Stored dataset items
§

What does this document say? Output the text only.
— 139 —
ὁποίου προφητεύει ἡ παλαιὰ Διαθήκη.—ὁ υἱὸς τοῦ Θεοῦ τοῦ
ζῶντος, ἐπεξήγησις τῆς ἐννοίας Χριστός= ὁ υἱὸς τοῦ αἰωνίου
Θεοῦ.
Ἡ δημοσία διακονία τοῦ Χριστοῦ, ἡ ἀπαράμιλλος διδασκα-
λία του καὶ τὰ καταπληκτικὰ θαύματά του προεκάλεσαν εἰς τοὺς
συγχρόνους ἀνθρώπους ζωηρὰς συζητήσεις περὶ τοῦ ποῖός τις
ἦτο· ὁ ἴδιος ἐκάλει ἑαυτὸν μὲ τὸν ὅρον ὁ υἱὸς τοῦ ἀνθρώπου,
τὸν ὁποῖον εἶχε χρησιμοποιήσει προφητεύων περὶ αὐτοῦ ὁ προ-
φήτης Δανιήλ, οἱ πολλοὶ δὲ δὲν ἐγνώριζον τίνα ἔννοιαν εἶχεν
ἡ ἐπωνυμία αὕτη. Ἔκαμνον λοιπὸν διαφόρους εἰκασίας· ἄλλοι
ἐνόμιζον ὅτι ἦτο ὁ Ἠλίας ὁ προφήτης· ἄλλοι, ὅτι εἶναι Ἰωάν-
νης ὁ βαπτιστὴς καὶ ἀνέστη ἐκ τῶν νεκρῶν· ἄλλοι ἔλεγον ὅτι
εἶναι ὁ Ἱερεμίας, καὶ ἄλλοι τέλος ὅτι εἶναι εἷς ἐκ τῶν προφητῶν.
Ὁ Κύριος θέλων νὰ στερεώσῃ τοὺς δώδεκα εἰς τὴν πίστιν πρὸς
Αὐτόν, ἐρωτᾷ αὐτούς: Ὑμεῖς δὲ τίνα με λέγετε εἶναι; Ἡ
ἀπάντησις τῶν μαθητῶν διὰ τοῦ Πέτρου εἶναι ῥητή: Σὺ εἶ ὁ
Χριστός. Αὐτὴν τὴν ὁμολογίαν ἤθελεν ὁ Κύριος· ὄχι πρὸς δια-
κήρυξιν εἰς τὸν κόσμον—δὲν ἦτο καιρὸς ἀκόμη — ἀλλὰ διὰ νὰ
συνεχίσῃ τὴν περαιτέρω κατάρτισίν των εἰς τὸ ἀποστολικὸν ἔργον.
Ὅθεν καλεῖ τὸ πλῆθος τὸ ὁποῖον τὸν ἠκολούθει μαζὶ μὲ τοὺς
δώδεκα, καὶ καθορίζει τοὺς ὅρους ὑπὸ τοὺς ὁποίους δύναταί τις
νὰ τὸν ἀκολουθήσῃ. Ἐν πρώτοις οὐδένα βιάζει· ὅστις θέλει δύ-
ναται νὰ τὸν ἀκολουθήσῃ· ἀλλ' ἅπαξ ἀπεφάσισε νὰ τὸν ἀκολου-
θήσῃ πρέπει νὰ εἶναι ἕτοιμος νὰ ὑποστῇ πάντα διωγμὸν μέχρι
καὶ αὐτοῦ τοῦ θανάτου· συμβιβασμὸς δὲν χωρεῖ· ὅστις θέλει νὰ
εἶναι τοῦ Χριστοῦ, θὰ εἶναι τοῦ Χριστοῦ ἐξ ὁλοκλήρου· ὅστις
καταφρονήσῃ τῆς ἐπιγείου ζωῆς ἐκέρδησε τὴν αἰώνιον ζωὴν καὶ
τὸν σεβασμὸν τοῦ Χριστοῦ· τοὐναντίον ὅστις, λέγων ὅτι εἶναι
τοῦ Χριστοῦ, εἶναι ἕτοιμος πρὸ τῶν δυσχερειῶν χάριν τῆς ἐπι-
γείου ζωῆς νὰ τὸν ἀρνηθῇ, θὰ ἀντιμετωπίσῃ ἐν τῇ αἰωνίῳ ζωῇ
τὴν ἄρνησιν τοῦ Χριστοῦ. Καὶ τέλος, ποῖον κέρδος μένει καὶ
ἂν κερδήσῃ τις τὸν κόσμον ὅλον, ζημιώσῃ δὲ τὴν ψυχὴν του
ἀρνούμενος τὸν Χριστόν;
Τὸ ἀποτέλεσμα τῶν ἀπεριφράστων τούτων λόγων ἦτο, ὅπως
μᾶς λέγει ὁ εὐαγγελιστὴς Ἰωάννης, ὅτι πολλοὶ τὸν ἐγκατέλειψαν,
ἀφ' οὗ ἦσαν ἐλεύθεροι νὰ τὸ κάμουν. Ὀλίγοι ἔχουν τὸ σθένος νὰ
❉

§

BRIEF ->
Reproduce each entry from the records above, character for character.

EXPECTED ANSWER ->
What does this document say? Output the text only.
— 139 —
ὁποίου προφητεύει ἡ παλαιὰ Διαθήκη.—ὁ υἱὸς τοῦ Θεοῦ τοῦ
ζῶντος, ἐπεξήγησις τῆς ἐννοίας Χριστός= ὁ υἱὸς τοῦ αἰωνίου
Θεοῦ.
Ἡ δημοσία διακονία τοῦ Χριστοῦ, ἡ ἀπαράμιλλος διδασκα-
λία του καὶ τὰ καταπληκτικὰ θαύματά του προεκάλεσαν εἰς τοὺς
συγχρόνους ἀνθρώπους ζωηρὰς συζητήσεις περὶ τοῦ ποῖός τις
ἦτο· ὁ ἴδιος ἐκάλει ἑαυτὸν μὲ τὸν ὅρον ὁ υἱὸς τοῦ ἀνθρώπου,
τὸν ὁποῖον εἶχε χρησιμοποιήσει προφητεύων περὶ αὐτοῦ ὁ προ-
φήτης Δανιήλ, οἱ πολλοὶ δὲ δὲν ἐγνώριζον τίνα ἔννοιαν εἶχεν
ἡ ἐπωνυμία αὕτη. Ἔκαμνον λοιπὸν διαφόρους εἰκασίας· ἄλλοι
ἐνόμιζον ὅτι ἦτο ὁ Ἠλίας ὁ προφήτης· ἄλλοι, ὅτι εἶναι Ἰωάν-
νης ὁ βαπτιστὴς καὶ ἀνέστη ἐκ τῶν νεκρῶν· ἄλλοι ἔλεγον ὅτι
εἶναι ὁ Ἱερεμίας, καὶ ἄλλοι τέλος ὅτι εἶναι εἷς ἐκ τῶν προφητῶν.
Ὁ Κύριος θέλων νὰ στερεώσῃ τοὺς δώδεκα εἰς τὴν πίστιν πρὸς
Αὐτόν, ἐρωτᾷ αὐτούς: Ὑμεῖς δὲ τίνα με λέγετε εἶναι; Ἡ
ἀπάντησις τῶν μαθητῶν διὰ τοῦ Πέτρου εἶναι ῥητή: Σὺ εἶ ὁ
Χριστός. Αὐτὴν τὴν ὁμολογίαν ἤθελεν ὁ Κύριος· ὄχι πρὸς δια-
κήρυξιν εἰς τὸν κόσμον—δὲν ἦτο καιρὸς ἀκόμη — ἀλλὰ διὰ νὰ
συνεχίσῃ τὴν περαιτέρω κατάρτισίν των εἰς τὸ ἀποστολικὸν ἔργον.
Ὅθεν καλεῖ τὸ πλῆθος τὸ ὁποῖον τὸν ἠκολούθει μαζὶ μὲ τοὺς
δώδεκα, καὶ καθορίζει τοὺς ὅρους ὑπὸ τοὺς ὁποίους δύναταί τις
νὰ τὸν ἀκολουθήσῃ. Ἐν πρώτοις οὐδένα βιάζει· ὅστις θέλει δύ-
ναται νὰ τὸν ἀκολουθήσῃ· ἀλλ' ἅπαξ ἀπεφάσισε νὰ τὸν ἀκολου-
θήσῃ πρέπει νὰ εἶναι ἕτοιμος νὰ ὑποστῇ πάντα διωγμὸν μέχρι
καὶ αὐτοῦ τοῦ θανάτου· συμβιβασμὸς δὲν χωρεῖ· ὅστις θέλει νὰ
εἶναι τοῦ Χριστοῦ, θὰ εἶναι τοῦ Χριστοῦ ἐξ ὁλοκλήρου· ὅστις
καταφρονήσῃ τῆς ἐπιγείου ζωῆς ἐκέρδησε τὴν αἰώνιον ζωὴν καὶ
τὸν σεβασμὸν τοῦ Χριστοῦ· τοὐναντίον ὅστις, λέγων ὅτι εἶναι
τοῦ Χριστοῦ, εἶναι ἕτοιμος πρὸ τῶν δυσχερειῶν χάριν τῆς ἐπι-
γείου ζωῆς νὰ τὸν ἀρνηθῇ, θὰ ἀντιμετωπίσῃ ἐν τῇ αἰωνίῳ ζωῇ
τὴν ἄρνησιν τοῦ Χριστοῦ. Καὶ τέλος, ποῖον κέρδος μένει καὶ
ἂν κερδήσῃ τις τὸν κόσμον ὅλον, ζημιώσῃ δὲ τὴν ψυχὴν του
ἀρνούμενος τὸν Χριστόν;
Τὸ ἀποτέλεσμα τῶν ἀπεριφράστων τούτων λόγων ἦτο, ὅπως
μᾶς λέγει ὁ εὐαγγελιστὴς Ἰωάννης, ὅτι πολλοὶ τὸν ἐγκατέλειψαν,
ἀφ' οὗ ἦσαν ἐλεύθεροι νὰ τὸ κάμουν. Ὀλίγοι ἔχουν τὸ σθένος νὰ
❉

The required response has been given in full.